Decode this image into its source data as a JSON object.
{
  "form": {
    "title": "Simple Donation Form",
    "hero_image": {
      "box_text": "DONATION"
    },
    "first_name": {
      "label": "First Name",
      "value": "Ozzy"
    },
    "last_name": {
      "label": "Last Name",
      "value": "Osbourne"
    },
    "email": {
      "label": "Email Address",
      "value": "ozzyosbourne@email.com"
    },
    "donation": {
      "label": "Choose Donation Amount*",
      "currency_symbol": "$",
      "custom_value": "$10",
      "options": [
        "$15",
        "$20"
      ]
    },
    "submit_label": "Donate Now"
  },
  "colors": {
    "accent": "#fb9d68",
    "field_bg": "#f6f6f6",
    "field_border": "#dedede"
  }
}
##########
## AIM
From the listing above, reproduce all the lines exactly.

## THE RESPONSE
Decode this image into its source data as a JSON object.
{
  "form": {
    "title": "Simple Donation Form",
    "hero_image": {
      "box_text": "DONATION"
    },
    "first_name": {
      "label": "First Name",
      "value": "Ozzy"
    },
    "last_name": {
      "label": "Last Name",
      "value": "Osbourne"
    },
    "email": {
      "label": "Email Address",
      "value": "ozzyosbourne@email.com"
    },
    "donation": {
      "label": "Choose Donation Amount*",
      "currency_symbol": "$",
      "custom_value": "$10",
      "options": [
        "$15",
        "$20"
      ]
    },
    "submit_label": "Donate Now"
  },
  "colors": {
    "accent": "#fb9d68",
    "field_bg": "#f6f6f6",
    "field_border": "#dedede"
  }
}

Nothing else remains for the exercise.